What the task requires
Give the number of lines holding the string "shear" and nothing more.

## begin Records for the task

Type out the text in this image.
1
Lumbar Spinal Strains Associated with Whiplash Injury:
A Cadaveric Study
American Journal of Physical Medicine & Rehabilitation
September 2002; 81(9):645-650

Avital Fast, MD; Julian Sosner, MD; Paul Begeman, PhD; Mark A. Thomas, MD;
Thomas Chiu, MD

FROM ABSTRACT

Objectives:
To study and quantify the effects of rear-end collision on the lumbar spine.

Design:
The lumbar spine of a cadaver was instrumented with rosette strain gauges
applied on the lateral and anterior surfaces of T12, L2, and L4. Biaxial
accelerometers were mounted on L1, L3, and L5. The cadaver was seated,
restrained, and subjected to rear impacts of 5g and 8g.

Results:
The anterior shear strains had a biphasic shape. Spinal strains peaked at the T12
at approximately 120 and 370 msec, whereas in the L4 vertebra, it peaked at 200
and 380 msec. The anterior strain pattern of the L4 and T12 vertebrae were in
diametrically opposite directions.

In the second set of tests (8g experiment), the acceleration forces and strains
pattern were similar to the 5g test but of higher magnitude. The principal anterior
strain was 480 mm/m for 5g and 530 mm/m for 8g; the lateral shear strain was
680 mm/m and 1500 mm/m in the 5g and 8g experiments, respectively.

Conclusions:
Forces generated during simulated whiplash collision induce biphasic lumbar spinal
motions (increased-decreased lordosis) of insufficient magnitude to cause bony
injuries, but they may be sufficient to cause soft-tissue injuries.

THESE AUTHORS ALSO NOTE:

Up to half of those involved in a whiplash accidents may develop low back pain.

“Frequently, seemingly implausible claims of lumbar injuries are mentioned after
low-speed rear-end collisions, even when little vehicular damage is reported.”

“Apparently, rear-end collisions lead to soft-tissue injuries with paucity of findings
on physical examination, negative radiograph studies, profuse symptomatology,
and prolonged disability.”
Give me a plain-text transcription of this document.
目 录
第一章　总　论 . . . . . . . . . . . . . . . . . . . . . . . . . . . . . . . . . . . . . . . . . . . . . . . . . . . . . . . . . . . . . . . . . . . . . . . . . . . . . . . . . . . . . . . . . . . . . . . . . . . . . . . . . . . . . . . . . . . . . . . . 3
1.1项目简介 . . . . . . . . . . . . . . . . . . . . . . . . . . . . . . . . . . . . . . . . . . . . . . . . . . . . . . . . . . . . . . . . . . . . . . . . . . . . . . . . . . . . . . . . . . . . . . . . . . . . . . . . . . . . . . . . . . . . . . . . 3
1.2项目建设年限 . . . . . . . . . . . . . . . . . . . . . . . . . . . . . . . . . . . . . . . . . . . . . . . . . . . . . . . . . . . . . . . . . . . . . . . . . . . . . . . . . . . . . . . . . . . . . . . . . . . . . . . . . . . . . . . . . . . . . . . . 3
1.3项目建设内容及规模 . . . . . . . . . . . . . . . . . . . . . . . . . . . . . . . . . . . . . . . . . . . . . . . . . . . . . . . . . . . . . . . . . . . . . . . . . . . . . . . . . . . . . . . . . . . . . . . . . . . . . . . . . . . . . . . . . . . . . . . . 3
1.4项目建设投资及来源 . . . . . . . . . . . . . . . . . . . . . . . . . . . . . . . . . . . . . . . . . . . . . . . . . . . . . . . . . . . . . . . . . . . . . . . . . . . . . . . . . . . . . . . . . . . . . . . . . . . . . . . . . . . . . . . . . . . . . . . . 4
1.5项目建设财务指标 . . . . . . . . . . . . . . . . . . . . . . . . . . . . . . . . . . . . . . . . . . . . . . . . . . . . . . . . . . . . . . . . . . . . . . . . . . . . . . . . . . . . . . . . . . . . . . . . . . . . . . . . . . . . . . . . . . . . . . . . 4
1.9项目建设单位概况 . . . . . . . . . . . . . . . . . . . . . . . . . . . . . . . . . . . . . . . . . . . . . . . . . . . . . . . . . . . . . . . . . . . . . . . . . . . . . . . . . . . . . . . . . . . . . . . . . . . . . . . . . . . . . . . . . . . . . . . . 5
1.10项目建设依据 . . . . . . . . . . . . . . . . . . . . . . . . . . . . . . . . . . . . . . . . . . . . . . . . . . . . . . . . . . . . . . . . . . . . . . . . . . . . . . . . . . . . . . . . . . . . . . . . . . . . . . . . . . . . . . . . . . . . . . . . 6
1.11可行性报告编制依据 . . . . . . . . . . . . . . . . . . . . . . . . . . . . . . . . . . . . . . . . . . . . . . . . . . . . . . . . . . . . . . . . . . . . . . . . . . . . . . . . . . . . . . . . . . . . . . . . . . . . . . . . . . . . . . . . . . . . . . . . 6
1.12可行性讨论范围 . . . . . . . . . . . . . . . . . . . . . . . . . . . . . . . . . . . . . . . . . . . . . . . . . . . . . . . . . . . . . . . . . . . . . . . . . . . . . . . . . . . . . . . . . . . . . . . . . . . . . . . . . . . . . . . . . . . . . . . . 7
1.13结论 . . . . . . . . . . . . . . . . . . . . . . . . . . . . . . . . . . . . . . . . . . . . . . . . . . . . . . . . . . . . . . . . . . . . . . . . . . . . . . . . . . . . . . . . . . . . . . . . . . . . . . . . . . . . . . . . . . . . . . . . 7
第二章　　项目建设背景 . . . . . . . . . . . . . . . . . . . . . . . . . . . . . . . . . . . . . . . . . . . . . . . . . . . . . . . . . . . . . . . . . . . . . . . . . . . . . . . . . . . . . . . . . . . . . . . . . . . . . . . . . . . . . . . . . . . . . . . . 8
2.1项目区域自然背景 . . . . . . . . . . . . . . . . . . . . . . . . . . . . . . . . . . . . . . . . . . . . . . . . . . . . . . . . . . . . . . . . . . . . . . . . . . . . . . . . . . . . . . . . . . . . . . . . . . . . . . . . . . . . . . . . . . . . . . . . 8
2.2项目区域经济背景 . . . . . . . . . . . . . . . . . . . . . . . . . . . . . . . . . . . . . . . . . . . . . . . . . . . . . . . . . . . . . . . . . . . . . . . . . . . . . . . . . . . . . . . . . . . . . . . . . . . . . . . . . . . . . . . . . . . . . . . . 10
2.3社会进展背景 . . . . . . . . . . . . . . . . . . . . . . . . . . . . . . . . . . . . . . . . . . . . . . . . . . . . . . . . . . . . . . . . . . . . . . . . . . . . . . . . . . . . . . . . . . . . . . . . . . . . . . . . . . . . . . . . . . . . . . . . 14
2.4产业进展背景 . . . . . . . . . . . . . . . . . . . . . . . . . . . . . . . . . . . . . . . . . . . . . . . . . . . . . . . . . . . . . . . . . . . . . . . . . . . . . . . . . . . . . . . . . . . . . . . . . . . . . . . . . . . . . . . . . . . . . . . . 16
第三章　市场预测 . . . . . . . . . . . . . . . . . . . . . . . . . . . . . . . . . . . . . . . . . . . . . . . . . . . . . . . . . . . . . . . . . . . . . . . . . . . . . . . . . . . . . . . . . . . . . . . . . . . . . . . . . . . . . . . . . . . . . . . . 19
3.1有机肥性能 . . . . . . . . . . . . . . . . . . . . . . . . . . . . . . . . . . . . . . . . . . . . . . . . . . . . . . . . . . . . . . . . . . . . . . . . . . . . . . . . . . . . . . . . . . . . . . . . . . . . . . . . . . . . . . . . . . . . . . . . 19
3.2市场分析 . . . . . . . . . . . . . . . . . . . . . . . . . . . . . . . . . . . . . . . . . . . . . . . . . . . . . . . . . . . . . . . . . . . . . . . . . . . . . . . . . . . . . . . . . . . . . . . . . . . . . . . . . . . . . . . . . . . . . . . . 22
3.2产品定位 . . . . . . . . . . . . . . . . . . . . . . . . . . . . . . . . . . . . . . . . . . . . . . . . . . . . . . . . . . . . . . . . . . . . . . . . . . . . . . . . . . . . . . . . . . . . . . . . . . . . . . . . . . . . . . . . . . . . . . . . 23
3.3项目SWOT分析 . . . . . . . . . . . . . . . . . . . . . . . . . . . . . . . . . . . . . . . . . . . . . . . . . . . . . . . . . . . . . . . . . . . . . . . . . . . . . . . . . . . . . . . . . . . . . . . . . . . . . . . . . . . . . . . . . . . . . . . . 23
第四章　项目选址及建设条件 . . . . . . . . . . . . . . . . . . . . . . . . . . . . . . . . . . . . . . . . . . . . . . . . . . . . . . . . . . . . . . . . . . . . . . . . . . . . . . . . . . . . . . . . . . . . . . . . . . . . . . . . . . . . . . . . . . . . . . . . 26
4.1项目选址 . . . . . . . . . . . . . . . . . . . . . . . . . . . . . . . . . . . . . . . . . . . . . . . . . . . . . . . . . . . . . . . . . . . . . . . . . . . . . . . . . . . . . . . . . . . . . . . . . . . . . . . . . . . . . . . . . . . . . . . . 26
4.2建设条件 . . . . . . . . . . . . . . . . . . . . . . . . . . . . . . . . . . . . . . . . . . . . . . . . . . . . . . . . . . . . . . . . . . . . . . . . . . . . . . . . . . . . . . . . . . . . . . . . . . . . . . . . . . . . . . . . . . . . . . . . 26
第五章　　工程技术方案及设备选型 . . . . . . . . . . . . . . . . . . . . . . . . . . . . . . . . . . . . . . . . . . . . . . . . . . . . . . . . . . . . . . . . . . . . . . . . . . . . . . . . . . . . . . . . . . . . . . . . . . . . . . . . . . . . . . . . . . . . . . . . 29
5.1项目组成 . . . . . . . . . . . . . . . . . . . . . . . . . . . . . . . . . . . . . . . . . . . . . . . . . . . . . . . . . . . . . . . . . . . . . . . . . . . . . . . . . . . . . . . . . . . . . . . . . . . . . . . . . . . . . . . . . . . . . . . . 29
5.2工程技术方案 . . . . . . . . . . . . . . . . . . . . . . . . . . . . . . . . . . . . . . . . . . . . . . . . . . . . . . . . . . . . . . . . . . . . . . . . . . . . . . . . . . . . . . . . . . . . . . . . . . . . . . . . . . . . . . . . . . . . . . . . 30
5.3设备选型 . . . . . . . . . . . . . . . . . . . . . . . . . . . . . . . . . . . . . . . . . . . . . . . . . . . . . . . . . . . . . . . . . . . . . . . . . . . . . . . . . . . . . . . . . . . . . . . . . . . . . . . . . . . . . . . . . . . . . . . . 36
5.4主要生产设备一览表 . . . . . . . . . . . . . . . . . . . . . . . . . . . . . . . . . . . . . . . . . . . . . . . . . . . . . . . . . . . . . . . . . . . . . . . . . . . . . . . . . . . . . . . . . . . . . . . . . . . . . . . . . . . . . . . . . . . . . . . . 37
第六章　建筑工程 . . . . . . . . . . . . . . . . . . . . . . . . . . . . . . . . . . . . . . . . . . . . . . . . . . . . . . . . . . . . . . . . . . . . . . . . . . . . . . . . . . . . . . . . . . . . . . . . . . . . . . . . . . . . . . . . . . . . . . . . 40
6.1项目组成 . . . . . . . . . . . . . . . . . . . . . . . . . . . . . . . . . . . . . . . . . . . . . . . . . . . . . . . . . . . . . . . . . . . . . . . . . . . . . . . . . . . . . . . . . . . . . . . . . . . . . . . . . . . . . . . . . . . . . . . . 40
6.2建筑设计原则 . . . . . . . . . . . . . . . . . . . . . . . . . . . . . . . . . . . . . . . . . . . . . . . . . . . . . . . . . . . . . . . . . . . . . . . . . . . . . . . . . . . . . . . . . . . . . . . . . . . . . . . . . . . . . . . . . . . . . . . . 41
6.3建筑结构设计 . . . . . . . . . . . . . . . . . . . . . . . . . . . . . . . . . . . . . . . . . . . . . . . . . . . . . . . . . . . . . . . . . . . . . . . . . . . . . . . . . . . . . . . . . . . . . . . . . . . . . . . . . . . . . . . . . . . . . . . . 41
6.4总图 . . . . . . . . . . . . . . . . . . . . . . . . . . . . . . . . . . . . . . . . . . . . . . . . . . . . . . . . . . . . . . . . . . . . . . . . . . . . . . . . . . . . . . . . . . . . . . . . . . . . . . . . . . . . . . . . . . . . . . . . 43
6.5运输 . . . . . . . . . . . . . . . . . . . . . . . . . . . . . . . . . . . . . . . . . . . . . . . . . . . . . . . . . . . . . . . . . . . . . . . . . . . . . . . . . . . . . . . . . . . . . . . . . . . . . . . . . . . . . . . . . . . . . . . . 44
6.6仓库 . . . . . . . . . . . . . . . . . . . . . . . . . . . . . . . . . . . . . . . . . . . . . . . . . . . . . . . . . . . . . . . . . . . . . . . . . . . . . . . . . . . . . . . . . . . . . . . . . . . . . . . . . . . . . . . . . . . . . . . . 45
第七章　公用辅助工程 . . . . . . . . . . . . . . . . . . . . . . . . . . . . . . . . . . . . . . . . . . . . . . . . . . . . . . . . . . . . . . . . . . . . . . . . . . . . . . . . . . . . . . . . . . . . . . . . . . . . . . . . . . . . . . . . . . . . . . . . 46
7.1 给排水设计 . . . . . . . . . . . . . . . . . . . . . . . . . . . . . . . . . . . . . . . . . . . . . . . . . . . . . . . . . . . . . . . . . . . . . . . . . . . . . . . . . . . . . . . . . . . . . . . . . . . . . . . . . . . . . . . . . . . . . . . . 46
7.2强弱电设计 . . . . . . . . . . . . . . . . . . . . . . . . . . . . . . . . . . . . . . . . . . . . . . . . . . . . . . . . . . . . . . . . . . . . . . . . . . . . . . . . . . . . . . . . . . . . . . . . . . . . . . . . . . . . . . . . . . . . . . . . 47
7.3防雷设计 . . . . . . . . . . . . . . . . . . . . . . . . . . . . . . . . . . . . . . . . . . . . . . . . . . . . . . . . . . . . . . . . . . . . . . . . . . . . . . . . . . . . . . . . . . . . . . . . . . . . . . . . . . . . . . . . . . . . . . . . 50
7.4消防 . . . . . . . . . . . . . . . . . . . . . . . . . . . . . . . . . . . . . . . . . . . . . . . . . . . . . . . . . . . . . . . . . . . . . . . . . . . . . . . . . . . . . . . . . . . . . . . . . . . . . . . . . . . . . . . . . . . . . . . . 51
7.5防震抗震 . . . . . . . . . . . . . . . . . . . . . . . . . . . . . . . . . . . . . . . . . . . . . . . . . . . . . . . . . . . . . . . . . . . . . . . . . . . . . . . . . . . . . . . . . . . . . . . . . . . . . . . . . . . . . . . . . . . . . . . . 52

## end Records for the task

Exercise response
2